- [Dataset excerpt]
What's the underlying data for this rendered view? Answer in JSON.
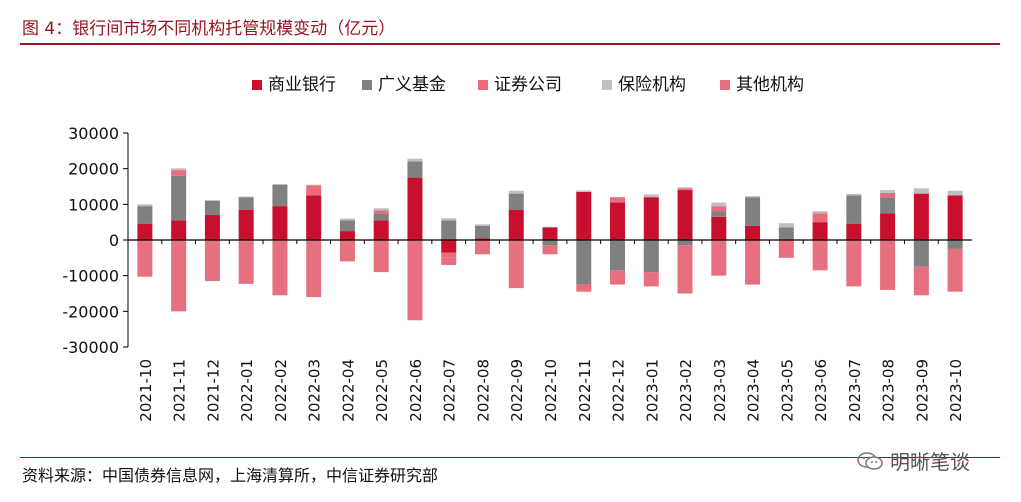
{
  "header": {
    "title": "图 4：银行间市场不同机构托管规模变动（亿元）"
  },
  "footer": {
    "source": "资料来源：中国债券信息网，上海清算所，中信证券研究部",
    "watermark_text": "明晰笔谈",
    "watermark_icon": "wechat-icon"
  },
  "chart_data": {
    "type": "bar",
    "stacked": true,
    "title": "",
    "xlabel": "",
    "ylabel": "",
    "ylim": [
      -30000,
      30000
    ],
    "yticks": [
      30000,
      20000,
      10000,
      0,
      -10000,
      -20000,
      -30000
    ],
    "legend_position": "top",
    "grid": false,
    "categories": [
      "2021-10",
      "2021-11",
      "2021-12",
      "2022-01",
      "2022-02",
      "2022-03",
      "2022-04",
      "2022-05",
      "2022-06",
      "2022-07",
      "2022-08",
      "2022-09",
      "2022-10",
      "2022-11",
      "2022-12",
      "2023-01",
      "2023-02",
      "2023-03",
      "2023-04",
      "2023-05",
      "2023-06",
      "2023-07",
      "2023-08",
      "2023-09",
      "2023-10"
    ],
    "series": [
      {
        "name": "商业银行",
        "color": "#c8102e",
        "values": [
          4500,
          5500,
          7000,
          8500,
          9500,
          12500,
          2500,
          5500,
          17500,
          -3500,
          500,
          8500,
          3500,
          13500,
          10500,
          12000,
          14000,
          6500,
          4000,
          0,
          5000,
          4500,
          7500,
          13000,
          12500
        ]
      },
      {
        "name": "广义基金",
        "color": "#808080",
        "values": [
          5000,
          12500,
          4000,
          3500,
          6000,
          0,
          3000,
          2000,
          4500,
          5500,
          3500,
          4500,
          -1500,
          -12500,
          -8500,
          -9000,
          -1500,
          1500,
          8000,
          3500,
          0,
          8000,
          4500,
          -7500,
          -2500
        ]
      },
      {
        "name": "证券公司",
        "color": "#ec6a7a",
        "values": [
          -800,
          1600,
          0,
          -300,
          0,
          2800,
          0,
          800,
          0,
          -1500,
          0,
          0,
          0,
          -1500,
          1500,
          0,
          500,
          1500,
          0,
          0,
          2500,
          0,
          1200,
          0,
          0
        ]
      },
      {
        "name": "保险机构",
        "color": "#bfbfbf",
        "values": [
          500,
          500,
          200,
          200,
          200,
          200,
          500,
          600,
          800,
          600,
          400,
          800,
          200,
          400,
          0,
          800,
          300,
          1000,
          300,
          1200,
          600,
          400,
          800,
          1500,
          1300
        ]
      },
      {
        "name": "其他机构",
        "color": "#e6707f",
        "values": [
          -9500,
          -20000,
          -11500,
          -12000,
          -15500,
          -16000,
          -6000,
          -9000,
          -22500,
          -2000,
          -4000,
          -13500,
          -2500,
          -500,
          -4000,
          -4000,
          -13500,
          -10000,
          -12500,
          -5000,
          -8500,
          -13000,
          -14000,
          -8000,
          -12000
        ]
      }
    ]
  }
}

- [EXERCISE GOAL] Which lines hold the word "name"? Copy all of them.

- [EXPECTED ANSWER]
        "name": "商业银行",
        "name": "广义基金",
        "name": "证券公司",
        "name": "保险机构",
        "name": "其他机构",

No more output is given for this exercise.